Records from a data source:
++++++++

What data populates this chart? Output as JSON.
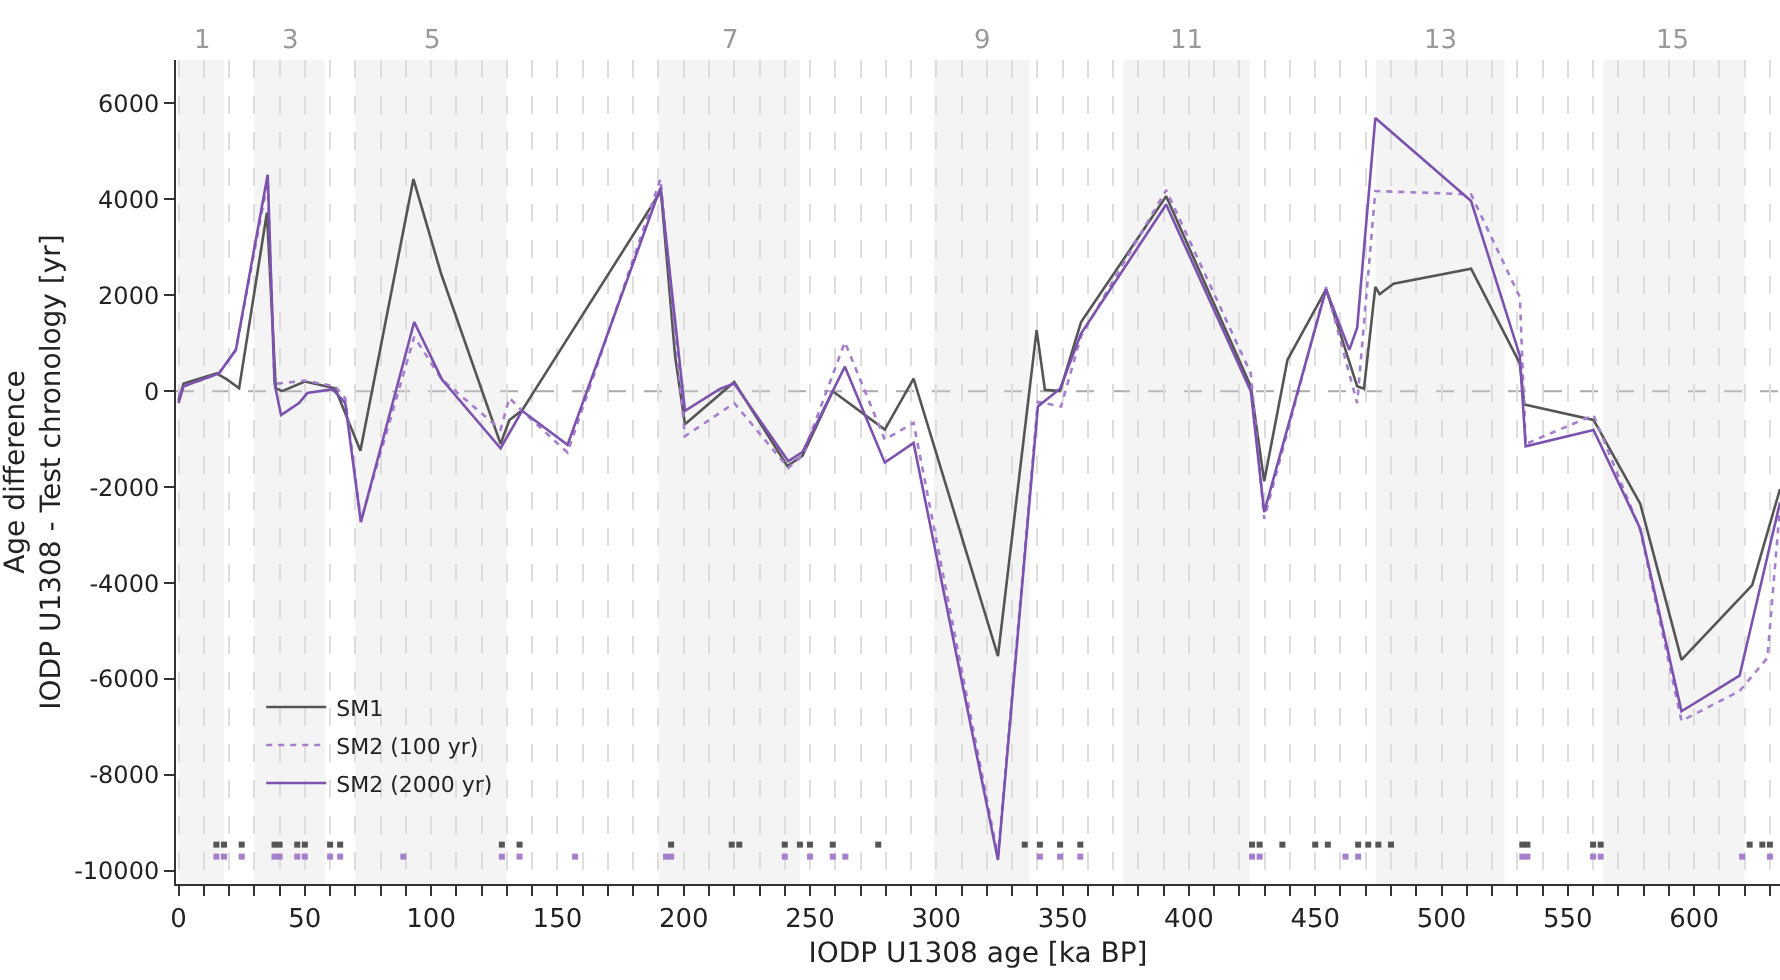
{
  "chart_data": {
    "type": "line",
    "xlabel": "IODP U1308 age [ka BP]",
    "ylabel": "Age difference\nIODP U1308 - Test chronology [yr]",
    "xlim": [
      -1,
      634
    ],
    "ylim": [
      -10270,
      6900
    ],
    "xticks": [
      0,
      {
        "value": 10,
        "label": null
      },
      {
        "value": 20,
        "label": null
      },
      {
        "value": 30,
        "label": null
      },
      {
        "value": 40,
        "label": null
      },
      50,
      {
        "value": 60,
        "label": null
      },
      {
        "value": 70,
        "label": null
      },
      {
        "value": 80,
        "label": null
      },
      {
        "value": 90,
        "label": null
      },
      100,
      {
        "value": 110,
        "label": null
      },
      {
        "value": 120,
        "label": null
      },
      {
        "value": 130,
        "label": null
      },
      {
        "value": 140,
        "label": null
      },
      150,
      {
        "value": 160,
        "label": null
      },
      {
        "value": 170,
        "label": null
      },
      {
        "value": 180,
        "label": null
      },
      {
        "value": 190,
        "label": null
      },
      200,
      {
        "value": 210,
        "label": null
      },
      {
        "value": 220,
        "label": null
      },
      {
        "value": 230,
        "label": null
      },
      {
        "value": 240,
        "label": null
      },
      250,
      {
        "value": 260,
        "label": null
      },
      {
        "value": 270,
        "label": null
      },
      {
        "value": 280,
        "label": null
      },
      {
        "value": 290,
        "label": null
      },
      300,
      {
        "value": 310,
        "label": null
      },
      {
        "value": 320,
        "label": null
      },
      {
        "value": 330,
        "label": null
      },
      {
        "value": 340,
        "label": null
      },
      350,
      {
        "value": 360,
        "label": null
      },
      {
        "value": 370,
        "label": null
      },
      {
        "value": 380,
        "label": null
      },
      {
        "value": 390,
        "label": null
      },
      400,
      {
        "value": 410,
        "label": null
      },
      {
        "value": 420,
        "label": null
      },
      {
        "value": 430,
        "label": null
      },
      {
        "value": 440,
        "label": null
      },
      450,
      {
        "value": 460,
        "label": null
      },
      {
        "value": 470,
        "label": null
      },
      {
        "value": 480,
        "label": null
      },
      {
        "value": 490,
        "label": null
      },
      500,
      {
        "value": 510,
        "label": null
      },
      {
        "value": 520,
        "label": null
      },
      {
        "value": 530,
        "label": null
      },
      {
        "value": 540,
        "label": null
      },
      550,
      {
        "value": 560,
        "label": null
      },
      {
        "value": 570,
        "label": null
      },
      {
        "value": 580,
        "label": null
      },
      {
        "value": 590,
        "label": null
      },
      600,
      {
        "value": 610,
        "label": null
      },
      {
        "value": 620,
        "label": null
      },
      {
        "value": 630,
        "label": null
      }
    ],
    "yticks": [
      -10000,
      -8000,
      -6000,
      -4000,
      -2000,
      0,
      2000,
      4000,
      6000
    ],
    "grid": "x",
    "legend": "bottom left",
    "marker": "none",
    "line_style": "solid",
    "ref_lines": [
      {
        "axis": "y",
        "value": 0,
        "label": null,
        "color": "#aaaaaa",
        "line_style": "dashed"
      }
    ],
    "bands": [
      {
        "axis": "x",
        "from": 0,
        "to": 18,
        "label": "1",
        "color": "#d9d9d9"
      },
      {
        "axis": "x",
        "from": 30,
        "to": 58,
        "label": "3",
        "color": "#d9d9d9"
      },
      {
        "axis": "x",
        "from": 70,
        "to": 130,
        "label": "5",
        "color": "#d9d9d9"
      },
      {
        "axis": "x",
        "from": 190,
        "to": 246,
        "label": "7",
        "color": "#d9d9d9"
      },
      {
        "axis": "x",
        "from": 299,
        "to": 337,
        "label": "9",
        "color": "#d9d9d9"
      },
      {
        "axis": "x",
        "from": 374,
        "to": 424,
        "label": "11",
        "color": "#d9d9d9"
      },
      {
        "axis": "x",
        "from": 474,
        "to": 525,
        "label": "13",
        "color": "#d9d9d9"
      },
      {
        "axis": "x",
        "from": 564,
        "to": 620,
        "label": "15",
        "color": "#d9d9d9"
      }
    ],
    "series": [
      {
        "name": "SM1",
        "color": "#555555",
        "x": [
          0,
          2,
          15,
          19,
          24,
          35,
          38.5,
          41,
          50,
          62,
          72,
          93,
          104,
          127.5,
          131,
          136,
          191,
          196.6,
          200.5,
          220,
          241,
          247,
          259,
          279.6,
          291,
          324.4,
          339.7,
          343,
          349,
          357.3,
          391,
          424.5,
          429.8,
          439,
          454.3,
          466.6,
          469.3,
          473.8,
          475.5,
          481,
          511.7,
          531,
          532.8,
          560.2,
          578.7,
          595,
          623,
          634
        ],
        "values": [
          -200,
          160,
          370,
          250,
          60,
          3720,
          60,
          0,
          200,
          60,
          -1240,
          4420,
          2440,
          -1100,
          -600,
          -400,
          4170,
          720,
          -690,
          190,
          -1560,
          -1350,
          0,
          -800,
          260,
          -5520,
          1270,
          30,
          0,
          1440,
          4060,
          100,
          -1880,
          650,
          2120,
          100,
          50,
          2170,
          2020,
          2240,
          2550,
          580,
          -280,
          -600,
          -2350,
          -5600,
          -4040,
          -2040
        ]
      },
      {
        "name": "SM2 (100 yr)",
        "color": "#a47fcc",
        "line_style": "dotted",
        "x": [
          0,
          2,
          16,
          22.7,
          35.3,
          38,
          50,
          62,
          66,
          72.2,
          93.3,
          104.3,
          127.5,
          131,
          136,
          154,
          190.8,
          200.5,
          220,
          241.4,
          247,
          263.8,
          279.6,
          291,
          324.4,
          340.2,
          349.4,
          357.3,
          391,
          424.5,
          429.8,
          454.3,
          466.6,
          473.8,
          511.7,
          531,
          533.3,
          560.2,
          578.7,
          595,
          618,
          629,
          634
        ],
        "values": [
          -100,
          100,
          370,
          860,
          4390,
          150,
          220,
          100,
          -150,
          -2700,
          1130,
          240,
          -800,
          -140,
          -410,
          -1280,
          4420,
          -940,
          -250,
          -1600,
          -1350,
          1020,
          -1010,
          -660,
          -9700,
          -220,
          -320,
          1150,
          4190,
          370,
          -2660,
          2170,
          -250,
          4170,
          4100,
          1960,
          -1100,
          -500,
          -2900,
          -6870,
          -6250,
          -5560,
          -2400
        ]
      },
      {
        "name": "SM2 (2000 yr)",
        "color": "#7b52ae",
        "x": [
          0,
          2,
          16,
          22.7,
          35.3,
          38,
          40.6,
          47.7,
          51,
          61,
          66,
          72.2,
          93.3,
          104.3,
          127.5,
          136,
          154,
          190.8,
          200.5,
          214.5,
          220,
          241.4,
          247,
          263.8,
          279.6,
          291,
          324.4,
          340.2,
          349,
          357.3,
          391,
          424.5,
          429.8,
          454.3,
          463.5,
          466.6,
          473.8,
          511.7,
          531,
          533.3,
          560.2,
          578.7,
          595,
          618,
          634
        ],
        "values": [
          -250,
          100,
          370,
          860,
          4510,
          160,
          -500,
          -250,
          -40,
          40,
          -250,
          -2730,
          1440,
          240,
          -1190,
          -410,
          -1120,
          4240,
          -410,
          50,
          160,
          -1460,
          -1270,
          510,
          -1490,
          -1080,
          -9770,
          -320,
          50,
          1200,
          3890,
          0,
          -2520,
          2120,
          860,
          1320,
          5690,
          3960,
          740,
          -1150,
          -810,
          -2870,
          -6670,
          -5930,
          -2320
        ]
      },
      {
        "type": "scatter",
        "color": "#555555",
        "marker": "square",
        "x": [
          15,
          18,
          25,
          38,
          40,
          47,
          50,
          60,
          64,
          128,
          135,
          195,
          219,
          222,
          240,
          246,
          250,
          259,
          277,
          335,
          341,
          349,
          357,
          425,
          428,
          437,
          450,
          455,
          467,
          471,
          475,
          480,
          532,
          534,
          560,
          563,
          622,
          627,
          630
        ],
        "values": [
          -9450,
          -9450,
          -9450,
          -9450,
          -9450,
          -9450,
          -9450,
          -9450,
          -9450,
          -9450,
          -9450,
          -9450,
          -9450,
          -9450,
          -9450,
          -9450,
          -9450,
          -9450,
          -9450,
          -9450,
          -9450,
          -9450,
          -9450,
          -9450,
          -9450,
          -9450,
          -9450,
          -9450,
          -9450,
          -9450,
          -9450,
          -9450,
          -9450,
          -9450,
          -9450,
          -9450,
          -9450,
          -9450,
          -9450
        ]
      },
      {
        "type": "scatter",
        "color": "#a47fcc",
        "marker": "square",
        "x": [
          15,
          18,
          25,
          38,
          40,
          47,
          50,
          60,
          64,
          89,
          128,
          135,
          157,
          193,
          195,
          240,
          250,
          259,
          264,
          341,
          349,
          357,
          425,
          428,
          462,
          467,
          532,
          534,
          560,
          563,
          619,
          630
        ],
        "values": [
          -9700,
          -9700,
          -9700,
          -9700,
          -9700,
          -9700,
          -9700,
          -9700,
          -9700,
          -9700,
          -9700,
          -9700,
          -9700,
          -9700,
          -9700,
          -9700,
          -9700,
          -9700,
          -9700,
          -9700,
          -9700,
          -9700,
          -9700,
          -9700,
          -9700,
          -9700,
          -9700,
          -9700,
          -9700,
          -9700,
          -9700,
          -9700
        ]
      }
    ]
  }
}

++++++++

The problem: From the listing above, copy every line that includes the word "name".

Answer to this task:
        "name": "SM1",
        "name": "SM2 (100 yr)",
        "name": "SM2 (2000 yr)",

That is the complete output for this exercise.